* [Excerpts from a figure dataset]
'''
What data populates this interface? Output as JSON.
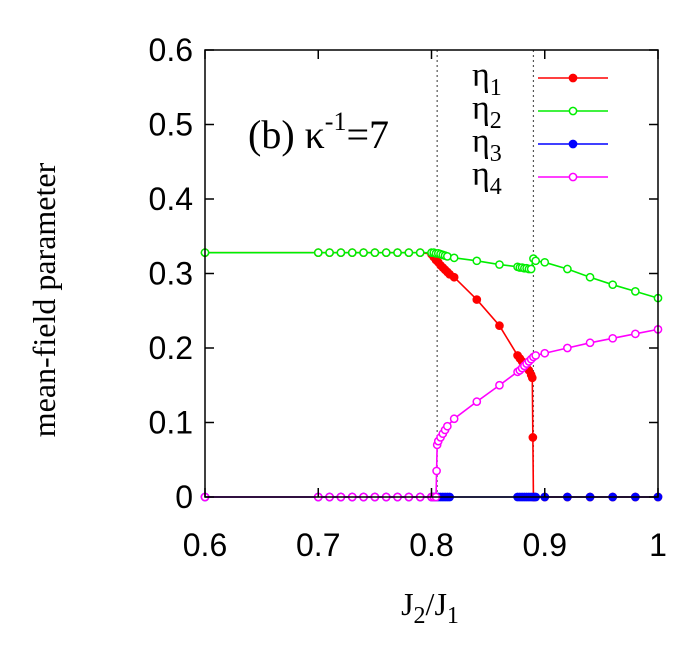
{
  "chart_data": {
    "type": "line",
    "title": "",
    "annotation": {
      "prefix": "(b) ",
      "kappa": "κ",
      "exp": "-1",
      "suffix": "=7"
    },
    "xlabel": {
      "main": "J",
      "sub1": "2",
      "slash": "/J",
      "sub2": "1"
    },
    "ylabel": "mean-field parameter",
    "xlim": [
      0.6,
      1.0
    ],
    "ylim": [
      0,
      0.6
    ],
    "xticks": [
      0.6,
      0.7,
      0.8,
      0.9,
      1.0
    ],
    "xtick_labels": [
      "0.6",
      "0.7",
      "0.8",
      "0.9",
      "1"
    ],
    "yticks": [
      0,
      0.1,
      0.2,
      0.3,
      0.4,
      0.5,
      0.6
    ],
    "ytick_labels": [
      "0",
      "0.1",
      "0.2",
      "0.3",
      "0.4",
      "0.5",
      "0.6"
    ],
    "vlines": [
      0.805,
      0.89
    ],
    "grid": false,
    "legend_position": "top-right",
    "series": [
      {
        "name": "η",
        "sub": "1",
        "color": "#ff0000",
        "marker": "filled",
        "x": [
          0.6,
          0.7,
          0.71,
          0.72,
          0.73,
          0.74,
          0.75,
          0.76,
          0.77,
          0.78,
          0.79,
          0.8,
          0.802,
          0.804,
          0.806,
          0.808,
          0.81,
          0.812,
          0.814,
          0.816,
          0.82,
          0.84,
          0.86,
          0.876,
          0.878,
          0.88,
          0.882,
          0.884,
          0.886,
          0.888,
          0.889,
          0.8895,
          0.89,
          0.891,
          0.9,
          0.92,
          0.94,
          0.96,
          0.98,
          1.0
        ],
        "y": [
          0.328,
          0.328,
          0.328,
          0.328,
          0.328,
          0.328,
          0.328,
          0.328,
          0.328,
          0.328,
          0.328,
          0.326,
          0.322,
          0.318,
          0.315,
          0.311,
          0.308,
          0.305,
          0.302,
          0.299,
          0.295,
          0.265,
          0.23,
          0.19,
          0.186,
          0.182,
          0.178,
          0.174,
          0.17,
          0.164,
          0.16,
          0.08,
          0,
          0,
          0,
          0,
          0,
          0,
          0,
          0
        ]
      },
      {
        "name": "η",
        "sub": "2",
        "color": "#00ee00",
        "marker": "open",
        "x": [
          0.6,
          0.7,
          0.71,
          0.72,
          0.73,
          0.74,
          0.75,
          0.76,
          0.77,
          0.78,
          0.79,
          0.8,
          0.802,
          0.804,
          0.806,
          0.808,
          0.81,
          0.812,
          0.814,
          0.82,
          0.84,
          0.86,
          0.876,
          0.878,
          0.88,
          0.882,
          0.884,
          0.886,
          0.888,
          0.89,
          0.892,
          0.9,
          0.92,
          0.94,
          0.96,
          0.98,
          1.0
        ],
        "y": [
          0.328,
          0.328,
          0.328,
          0.328,
          0.328,
          0.328,
          0.328,
          0.328,
          0.328,
          0.328,
          0.328,
          0.328,
          0.328,
          0.327,
          0.327,
          0.326,
          0.325,
          0.324,
          0.323,
          0.321,
          0.317,
          0.312,
          0.309,
          0.308,
          0.308,
          0.307,
          0.307,
          0.306,
          0.306,
          0.32,
          0.317,
          0.315,
          0.306,
          0.295,
          0.285,
          0.276,
          0.267
        ]
      },
      {
        "name": "η",
        "sub": "3",
        "color": "#0000ff",
        "marker": "filled",
        "x": [
          0.6,
          0.7,
          0.71,
          0.72,
          0.73,
          0.74,
          0.75,
          0.76,
          0.77,
          0.78,
          0.79,
          0.8,
          0.802,
          0.804,
          0.806,
          0.808,
          0.81,
          0.812,
          0.814,
          0.816,
          0.876,
          0.878,
          0.88,
          0.882,
          0.884,
          0.886,
          0.888,
          0.89,
          0.892,
          0.9,
          0.92,
          0.94,
          0.96,
          0.98,
          1.0
        ],
        "y": [
          0,
          0,
          0,
          0,
          0,
          0,
          0,
          0,
          0,
          0,
          0,
          0,
          0,
          0,
          0,
          0,
          0,
          0,
          0,
          0,
          0,
          0,
          0,
          0,
          0,
          0,
          0,
          0,
          0,
          0,
          0,
          0,
          0,
          0,
          0
        ]
      },
      {
        "name": "η",
        "sub": "4",
        "color": "#ff00ff",
        "marker": "open",
        "x": [
          0.6,
          0.7,
          0.71,
          0.72,
          0.73,
          0.74,
          0.75,
          0.76,
          0.77,
          0.78,
          0.79,
          0.8,
          0.802,
          0.804,
          0.8045,
          0.805,
          0.806,
          0.808,
          0.81,
          0.812,
          0.814,
          0.82,
          0.84,
          0.86,
          0.876,
          0.878,
          0.88,
          0.882,
          0.884,
          0.886,
          0.888,
          0.89,
          0.892,
          0.9,
          0.92,
          0.94,
          0.96,
          0.98,
          1.0
        ],
        "y": [
          0,
          0,
          0,
          0,
          0,
          0,
          0,
          0,
          0,
          0,
          0,
          0,
          0,
          0,
          0.035,
          0.07,
          0.075,
          0.08,
          0.085,
          0.09,
          0.095,
          0.105,
          0.128,
          0.15,
          0.168,
          0.17,
          0.173,
          0.176,
          0.179,
          0.182,
          0.185,
          0.188,
          0.19,
          0.193,
          0.2,
          0.207,
          0.213,
          0.219,
          0.225
        ]
      }
    ]
  }
}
'''
* [What needs to be done]
From the entries, report each line that includes the word "color".

* [Full output]
        "color": "#ff0000",
        "color": "#00ee00",
        "color": "#0000ff",
        "color": "#ff00ff",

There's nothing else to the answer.